**Task description:** Without the images, write out all of the following entries exactly.

>> start Record excerpts

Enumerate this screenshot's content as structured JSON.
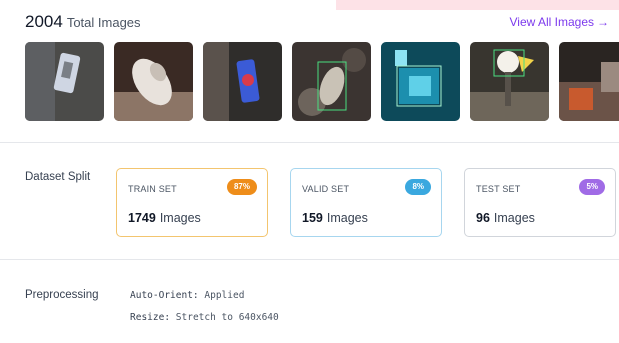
{
  "header": {
    "total_count": "2004",
    "total_label": "Total Images",
    "view_all_label": "View All Images",
    "view_all_arrow": "→"
  },
  "thumbnails": [
    {
      "name": "thumbnail-1",
      "colors": [
        "#4b4b49",
        "#7a7f86",
        "#cfd6e3"
      ]
    },
    {
      "name": "thumbnail-2",
      "colors": [
        "#3a2a24",
        "#8c7566",
        "#e8e2dc"
      ]
    },
    {
      "name": "thumbnail-3",
      "colors": [
        "#2f2d2b",
        "#5a524c",
        "#3b5bd6"
      ]
    },
    {
      "name": "thumbnail-4",
      "colors": [
        "#3b3431",
        "#6d645c",
        "#c9c2b6"
      ]
    },
    {
      "name": "thumbnail-5",
      "colors": [
        "#0d4a5a",
        "#1c8fae",
        "#5fd0e8"
      ]
    },
    {
      "name": "thumbnail-6",
      "colors": [
        "#38352f",
        "#6e665a",
        "#f2d44a"
      ]
    },
    {
      "name": "thumbnail-7",
      "colors": [
        "#2a2522",
        "#6b5348",
        "#c85a2e"
      ]
    }
  ],
  "dataset_split": {
    "label": "Dataset Split",
    "cards": [
      {
        "title": "TRAIN SET",
        "percent": "87%",
        "count": "1749",
        "unit": "Images",
        "badge_color": "#ee8d1a",
        "border_color": "#f3c56f"
      },
      {
        "title": "VALID SET",
        "percent": "8%",
        "count": "159",
        "unit": "Images",
        "badge_color": "#3aa8df",
        "border_color": "#a7d6ef"
      },
      {
        "title": "TEST SET",
        "percent": "5%",
        "count": "96",
        "unit": "Images",
        "badge_color": "#a06be6",
        "border_color": "#d1d5db"
      }
    ]
  },
  "preprocessing": {
    "label": "Preprocessing",
    "steps": [
      {
        "name": "Auto-Orient:",
        "value": "Applied"
      },
      {
        "name": "Resize:",
        "value": "Stretch to 640x640"
      }
    ]
  }
}
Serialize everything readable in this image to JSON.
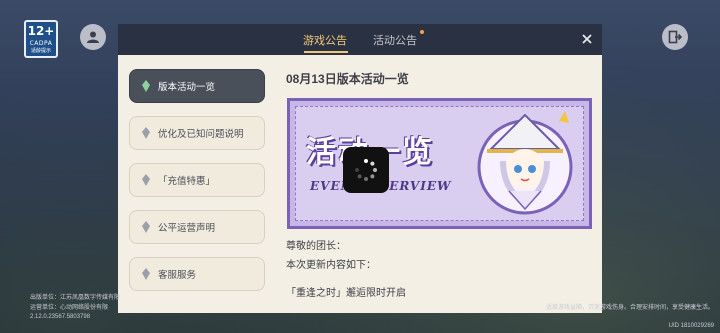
{
  "age_badge": {
    "rating": "12+",
    "label": "CADPA",
    "sub": "适龄提示"
  },
  "tabs": [
    {
      "label": "游戏公告",
      "active": true
    },
    {
      "label": "活动公告",
      "active": false
    }
  ],
  "sidebar": {
    "items": [
      {
        "label": "版本活动一览",
        "active": true
      },
      {
        "label": "优化及已知问题说明",
        "active": false
      },
      {
        "label": "「充值特惠」",
        "active": false
      },
      {
        "label": "公平运营声明",
        "active": false
      },
      {
        "label": "客服服务",
        "active": false
      }
    ]
  },
  "content": {
    "title": "08月13日版本活动一览",
    "banner_title": "活动一览",
    "banner_subtitle": "EVENT OVERVIEW",
    "lines": [
      "尊敬的团长：",
      "本次更新内容如下：",
      "「重逢之时」邂逅限时开启"
    ]
  },
  "footer": {
    "publisher": "出版单位：江苏凤凰数字传媒有限",
    "operator": "运营单位：心动网络股份有限",
    "version": "2.12.0.23567.5803798",
    "uid": "UID 1810029269",
    "right_notice": "适度游戏益脑，沉迷游戏伤身。合理安排时间，享受健康生活。"
  },
  "colors": {
    "accent": "#f3c978",
    "active_item": "#4a505a",
    "panel_bg": "#f4efe5",
    "header_bg": "#2a3143",
    "banner_purple": "#7a62b8"
  }
}
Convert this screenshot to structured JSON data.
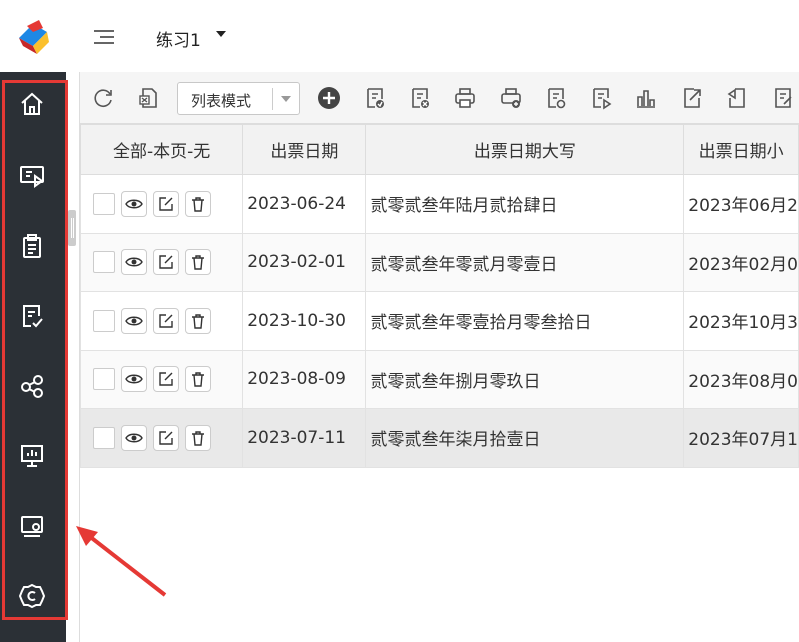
{
  "app": {
    "title": "练习1"
  },
  "toolbar": {
    "mode_label": "列表模式"
  },
  "table": {
    "headers": [
      "全部-本页-无",
      "出票日期",
      "出票日期大写",
      "出票日期小"
    ],
    "rows": [
      {
        "date": "2023-06-24",
        "upper": "贰零贰叁年陆月贰拾肆日",
        "small": "2023年06月2"
      },
      {
        "date": "2023-02-01",
        "upper": "贰零贰叁年零贰月零壹日",
        "small": "2023年02月0"
      },
      {
        "date": "2023-10-30",
        "upper": "贰零贰叁年零壹拾月零叁拾日",
        "small": "2023年10月3"
      },
      {
        "date": "2023-08-09",
        "upper": "贰零贰叁年捌月零玖日",
        "small": "2023年08月0"
      },
      {
        "date": "2023-07-11",
        "upper": "贰零贰叁年柒月拾壹日",
        "small": "2023年07月1"
      }
    ]
  },
  "sidebar": {
    "items": [
      "home-icon",
      "screen-play-icon",
      "clipboard-icon",
      "document-check-icon",
      "share-icon",
      "presentation-icon",
      "monitor-settings-icon",
      "settings-icon"
    ]
  },
  "colors": {
    "sidebar_bg": "#2b3036",
    "highlight": "#e53935"
  }
}
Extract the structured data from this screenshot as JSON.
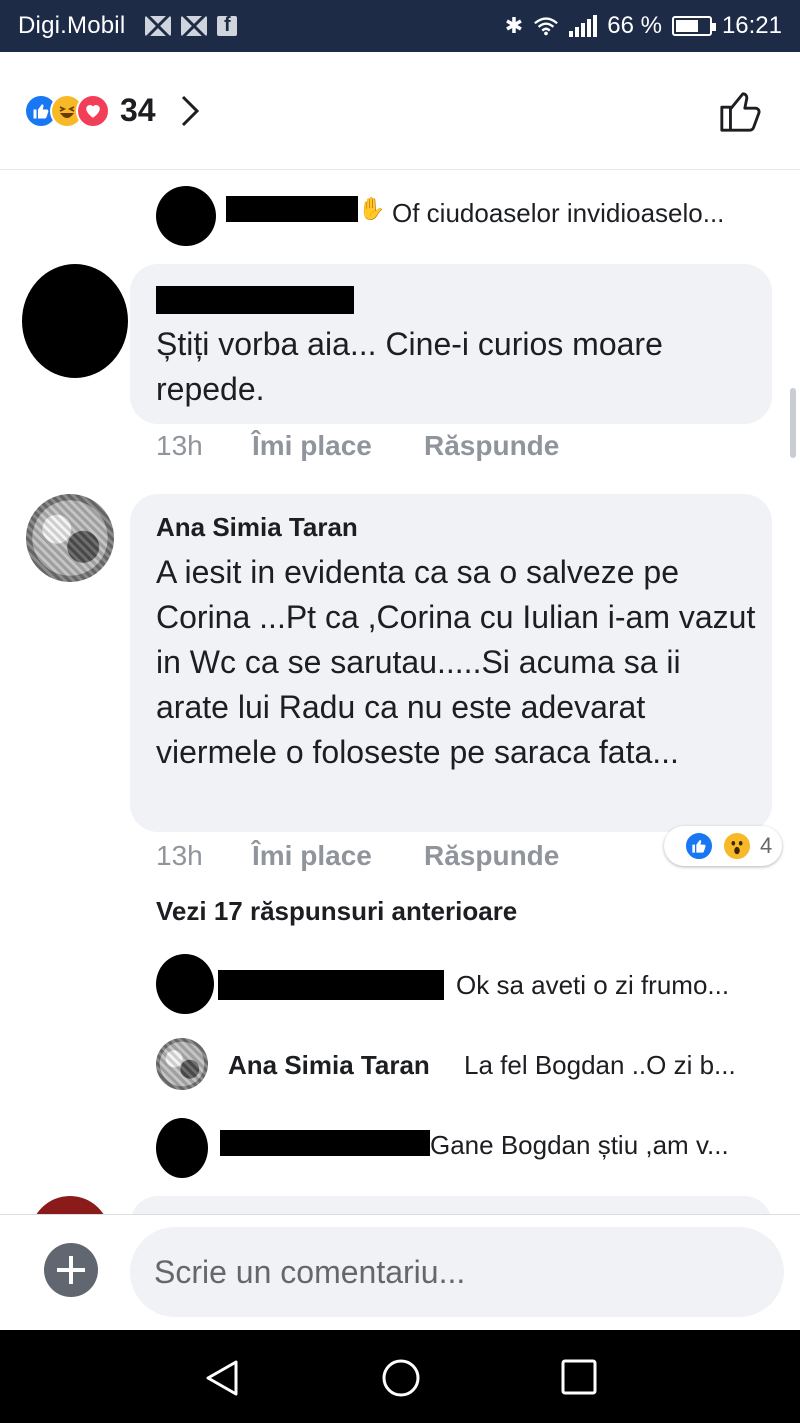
{
  "status_bar": {
    "carrier": "Digi.Mobil",
    "battery": "66 %",
    "time": "16:21"
  },
  "reactions": {
    "count": "34",
    "types": [
      "like-icon",
      "haha-icon",
      "love-icon"
    ]
  },
  "comments": [
    {
      "reply_preview": "Of ciudoaselor invidioaselo..."
    },
    {
      "text": "Știți vorba aia... Cine-i curios moare repede.",
      "time": "13h",
      "like_label": "Îmi place",
      "reply_label": "Răspunde"
    },
    {
      "author": "Ana Simia Taran",
      "text": "A iesit in evidenta ca sa o salveze pe Corina ...Pt ca ,Corina cu Iulian i-am vazut in Wc ca se sarutau.....Si acuma sa ii arate lui Radu ca nu este adevarat viermele o foloseste pe saraca fata...",
      "time": "13h",
      "like_label": "Îmi place",
      "reply_label": "Răspunde",
      "reaction_count": "4",
      "view_replies": "Vezi 17 răspunsuri anterioare",
      "replies": [
        {
          "text": "Ok sa aveti o zi frumo..."
        },
        {
          "author": "Ana Simia Taran",
          "text": "La fel Bogdan ..O zi b..."
        },
        {
          "text": "Gane Bogdan știu ,am v..."
        }
      ]
    }
  ],
  "composer": {
    "placeholder": "Scrie un comentariu..."
  },
  "colors": {
    "status_bar": "#1d2b47",
    "like_blue": "#1877f2",
    "bubble": "#f0f2f5",
    "meta_gray": "#90949c"
  }
}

>> end Record excerpts

**Full answer:**
Enumerate this screenshot's content as structured JSON.
{
  "header": {
    "total_count": "2004",
    "total_label": "Total Images",
    "view_all_label": "View All Images",
    "view_all_arrow": "→"
  },
  "thumbnails": [
    {
      "name": "thumbnail-1",
      "colors": [
        "#4b4b49",
        "#7a7f86",
        "#cfd6e3"
      ]
    },
    {
      "name": "thumbnail-2",
      "colors": [
        "#3a2a24",
        "#8c7566",
        "#e8e2dc"
      ]
    },
    {
      "name": "thumbnail-3",
      "colors": [
        "#2f2d2b",
        "#5a524c",
        "#3b5bd6"
      ]
    },
    {
      "name": "thumbnail-4",
      "colors": [
        "#3b3431",
        "#6d645c",
        "#c9c2b6"
      ]
    },
    {
      "name": "thumbnail-5",
      "colors": [
        "#0d4a5a",
        "#1c8fae",
        "#5fd0e8"
      ]
    },
    {
      "name": "thumbnail-6",
      "colors": [
        "#38352f",
        "#6e665a",
        "#f2d44a"
      ]
    },
    {
      "name": "thumbnail-7",
      "colors": [
        "#2a2522",
        "#6b5348",
        "#c85a2e"
      ]
    }
  ],
  "dataset_split": {
    "label": "Dataset Split",
    "cards": [
      {
        "title": "TRAIN SET",
        "percent": "87%",
        "count": "1749",
        "unit": "Images",
        "badge_color": "#ee8d1a",
        "border_color": "#f3c56f"
      },
      {
        "title": "VALID SET",
        "percent": "8%",
        "count": "159",
        "unit": "Images",
        "badge_color": "#3aa8df",
        "border_color": "#a7d6ef"
      },
      {
        "title": "TEST SET",
        "percent": "5%",
        "count": "96",
        "unit": "Images",
        "badge_color": "#a06be6",
        "border_color": "#d1d5db"
      }
    ]
  },
  "preprocessing": {
    "label": "Preprocessing",
    "steps": [
      {
        "name": "Auto-Orient:",
        "value": "Applied"
      },
      {
        "name": "Resize:",
        "value": "Stretch to 640x640"
      }
    ]
  }
}
Serialize everything readable in this image to JSON.
{
  "age_badge": {
    "rating": "12+",
    "label": "CADPA",
    "sub": "适龄提示"
  },
  "tabs": [
    {
      "label": "游戏公告",
      "active": true
    },
    {
      "label": "活动公告",
      "active": false
    }
  ],
  "sidebar": {
    "items": [
      {
        "label": "版本活动一览",
        "active": true
      },
      {
        "label": "优化及已知问题说明",
        "active": false
      },
      {
        "label": "「充值特惠」",
        "active": false
      },
      {
        "label": "公平运营声明",
        "active": false
      },
      {
        "label": "客服服务",
        "active": false
      }
    ]
  },
  "content": {
    "title": "08月13日版本活动一览",
    "banner_title": "活动一览",
    "banner_subtitle": "EVENT OVERVIEW",
    "lines": [
      "尊敬的团长：",
      "本次更新内容如下：",
      "「重逢之时」邂逅限时开启"
    ]
  },
  "footer": {
    "publisher": "出版单位：江苏凤凰数字传媒有限",
    "operator": "运营单位：心动网络股份有限",
    "version": "2.12.0.23567.5803798",
    "uid": "UID 1810029269",
    "right_notice": "适度游戏益脑，沉迷游戏伤身。合理安排时间，享受健康生活。"
  },
  "colors": {
    "accent": "#f3c978",
    "active_item": "#4a505a",
    "panel_bg": "#f4efe5",
    "header_bg": "#2a3143",
    "banner_purple": "#7a62b8"
  }
}
Convert this screenshot to structured JSON data.
{
  "app": {
    "title": "练习1"
  },
  "toolbar": {
    "mode_label": "列表模式"
  },
  "table": {
    "headers": [
      "全部-本页-无",
      "出票日期",
      "出票日期大写",
      "出票日期小"
    ],
    "rows": [
      {
        "date": "2023-06-24",
        "upper": "贰零贰叁年陆月贰拾肆日",
        "small": "2023年06月2"
      },
      {
        "date": "2023-02-01",
        "upper": "贰零贰叁年零贰月零壹日",
        "small": "2023年02月0"
      },
      {
        "date": "2023-10-30",
        "upper": "贰零贰叁年零壹拾月零叁拾日",
        "small": "2023年10月3"
      },
      {
        "date": "2023-08-09",
        "upper": "贰零贰叁年捌月零玖日",
        "small": "2023年08月0"
      },
      {
        "date": "2023-07-11",
        "upper": "贰零贰叁年柒月拾壹日",
        "small": "2023年07月1"
      }
    ]
  },
  "sidebar": {
    "items": [
      "home-icon",
      "screen-play-icon",
      "clipboard-icon",
      "document-check-icon",
      "share-icon",
      "presentation-icon",
      "monitor-settings-icon",
      "settings-icon"
    ]
  },
  "colors": {
    "sidebar_bg": "#2b3036",
    "highlight": "#e53935"
  }
}
Extract the structured data from this screenshot as JSON.
{
  "status_bar": {
    "carrier": "Digi.Mobil",
    "battery": "66 %",
    "time": "16:21"
  },
  "reactions": {
    "count": "34",
    "types": [
      "like-icon",
      "haha-icon",
      "love-icon"
    ]
  },
  "comments": [
    {
      "reply_preview": "Of ciudoaselor invidioaselo..."
    },
    {
      "text": "Știți vorba aia... Cine-i curios moare repede.",
      "time": "13h",
      "like_label": "Îmi place",
      "reply_label": "Răspunde"
    },
    {
      "author": "Ana Simia Taran",
      "text": "A iesit in evidenta ca sa o salveze pe Corina ...Pt ca ,Corina cu Iulian i-am vazut in Wc ca se sarutau.....Si acuma sa ii arate lui Radu ca nu este adevarat viermele o foloseste pe saraca fata...",
      "time": "13h",
      "like_label": "Îmi place",
      "reply_label": "Răspunde",
      "reaction_count": "4",
      "view_replies": "Vezi 17 răspunsuri anterioare",
      "replies": [
        {
          "text": "Ok sa aveti o zi frumo..."
        },
        {
          "author": "Ana Simia Taran",
          "text": "La fel Bogdan ..O zi b..."
        },
        {
          "text": "Gane Bogdan știu ,am v..."
        }
      ]
    }
  ],
  "composer": {
    "placeholder": "Scrie un comentariu..."
  },
  "colors": {
    "status_bar": "#1d2b47",
    "like_blue": "#1877f2",
    "bubble": "#f0f2f5",
    "meta_gray": "#90949c"
  }
}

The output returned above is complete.